# [WHAT TO DO]
Omit images. Retype all entries verbatim.

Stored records
--- Begin ---
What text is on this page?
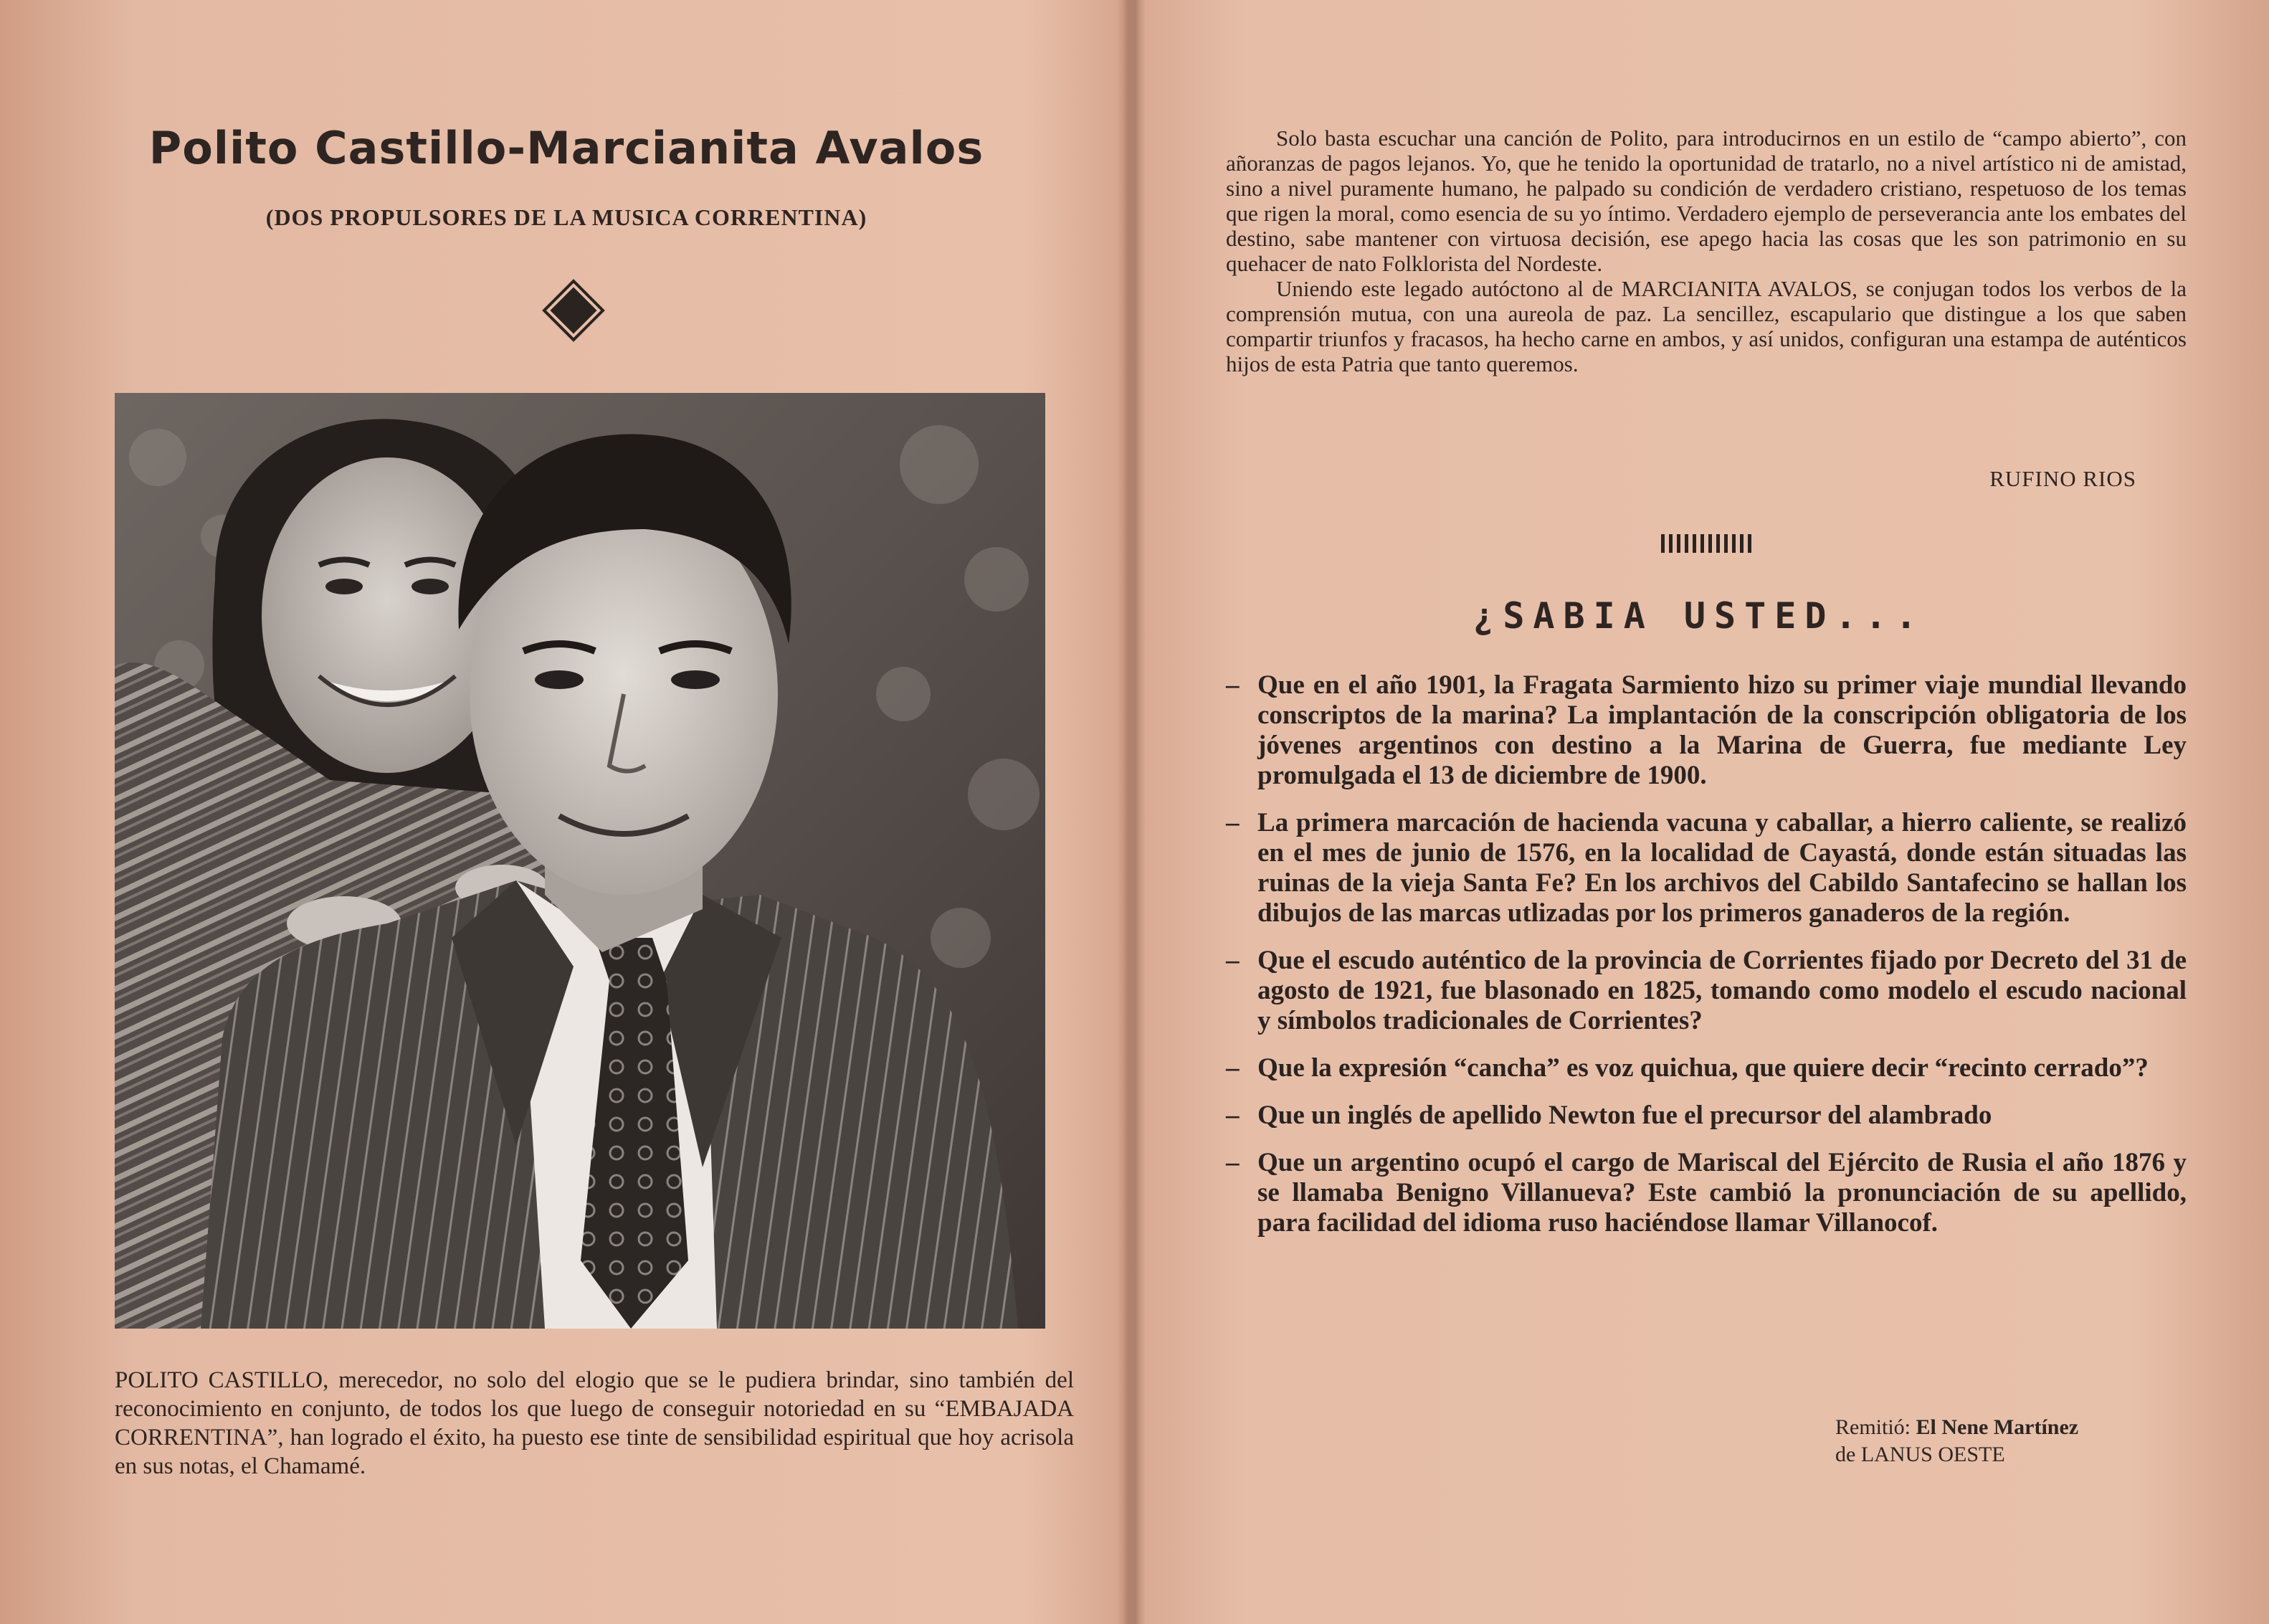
Polito Castillo-Marcianita Avalos
(DOS PROPULSORES DE LA MUSICA CORRENTINA)
POLITO CASTILLO, merecedor, no solo del elogio que se le pudiera brindar, sino también del reconocimiento en conjunto, de todos los que luego de conseguir notoriedad en su “EMBAJADA CORRENTINA”, han logrado el éxito, ha puesto ese tinte de sensibilidad espiritual que hoy acrisola en sus notas, el Chamamé.

Solo basta escuchar una canción de Polito, para introducirnos en un estilo de “campo abierto”, con añoranzas de pagos lejanos. Yo, que he tenido la oportunidad de tratarlo, no a nivel artístico ni de amistad, sino a nivel puramente humano, he palpado su condición de verdadero cristiano, respetuoso de los temas que rigen la moral, como esencia de su yo íntimo. Verdadero ejemplo de perseverancia ante los embates del destino, sabe mantener con virtuosa decisión, ese apego hacia las cosas que les son patrimonio en su quehacer de nato Folklorista del Nordeste.

Uniendo este legado autóctono al de MARCIANITA AVALOS, se conjugan todos los verbos de la comprensión mutua, con una aureola de paz. La sencillez, escapulario que distingue a los que saben compartir triunfos y fracasos, ha hecho carne en ambos, y así unidos, configuran una estampa de auténticos hijos de esta Patria que tanto queremos.

RUFINO RIOS
¿SABIA USTED...
– Que en el año 1901, la Fragata Sarmiento hizo su primer viaje mundial llevando conscriptos de la marina? La implantación de la conscripción obligatoria de los jóvenes argentinos con destino a la Marina de Guerra, fue mediante Ley promulgada el 13 de diciembre de 1900.
– La primera marcación de hacienda vacuna y caballar, a hierro caliente, se realizó en el mes de junio de 1576, en la localidad de Cayastá, donde están situadas las ruinas de la vieja Santa Fe? En los archivos del Cabildo Santafecino se hallan los dibujos de las marcas utlizadas por los primeros ganaderos de la región.
– Que el escudo auténtico de la provincia de Corrientes fijado por Decreto del 31 de agosto de 1921, fue blasonado en 1825, tomando como modelo el escudo nacional y símbolos tradicionales de Corrientes?
– Que la expresión “cancha” es voz quichua, que quiere decir “recinto cerrado”?
– Que un inglés de apellido Newton fue el precursor del alambrado
– Que un argentino ocupó el cargo de Mariscal del Ejército de Rusia el año 1876 y se llamaba Benigno Villanueva? Este cambió la pronunciación de su apellido, para facilidad del idioma ruso haciéndose llamar Villanocof.
Remitió: El Nene Martínez
de LANUS OESTE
--- End ---
# [EXERCISE RESULT]
What text is on this page?
Polito Castillo-Marcianita Avalos
(DOS PROPULSORES DE LA MUSICA CORRENTINA)
POLITO CASTILLO, merecedor, no solo del elogio que se le pudiera brindar, sino también del reconocimiento en conjunto, de todos los que luego de conseguir notoriedad en su “EMBAJADA CORRENTINA”, han logrado el éxito, ha puesto ese tinte de sensibilidad espiritual que hoy acrisola en sus notas, el Chamamé.

Solo basta escuchar una canción de Polito, para introducirnos en un estilo de “campo abierto”, con añoranzas de pagos lejanos. Yo, que he tenido la oportunidad de tratarlo, no a nivel artístico ni de amistad, sino a nivel puramente humano, he palpado su condición de verdadero cristiano, respetuoso de los temas que rigen la moral, como esencia de su yo íntimo. Verdadero ejemplo de perseverancia ante los embates del destino, sabe mantener con virtuosa decisión, ese apego hacia las cosas que les son patrimonio en su quehacer de nato Folklorista del Nordeste.

Uniendo este legado autóctono al de MARCIANITA AVALOS, se conjugan todos los verbos de la comprensión mutua, con una aureola de paz. La sencillez, escapulario que distingue a los que saben compartir triunfos y fracasos, ha hecho carne en ambos, y así unidos, configuran una estampa de auténticos hijos de esta Patria que tanto queremos.

RUFINO RIOS
¿SABIA USTED...
– Que en el año 1901, la Fragata Sarmiento hizo su primer viaje mundial llevando conscriptos de la marina? La implantación de la conscripción obligatoria de los jóvenes argentinos con destino a la Marina de Guerra, fue mediante Ley promulgada el 13 de diciembre de 1900.
– La primera marcación de hacienda vacuna y caballar, a hierro caliente, se realizó en el mes de junio de 1576, en la localidad de Cayastá, donde están situadas las ruinas de la vieja Santa Fe? En los archivos del Cabildo Santafecino se hallan los dibujos de las marcas utlizadas por los primeros ganaderos de la región.
– Que el escudo auténtico de la provincia de Corrientes fijado por Decreto del 31 de agosto de 1921, fue blasonado en 1825, tomando como modelo el escudo nacional y símbolos tradicionales de Corrientes?
– Que la expresión “cancha” es voz quichua, que quiere decir “recinto cerrado”?
– Que un inglés de apellido Newton fue el precursor del alambrado
– Que un argentino ocupó el cargo de Mariscal del Ejército de Rusia el año 1876 y se llamaba Benigno Villanueva? Este cambió la pronunciación de su apellido, para facilidad del idioma ruso haciéndose llamar Villanocof.
Remitió: El Nene Martínez
de LANUS OESTE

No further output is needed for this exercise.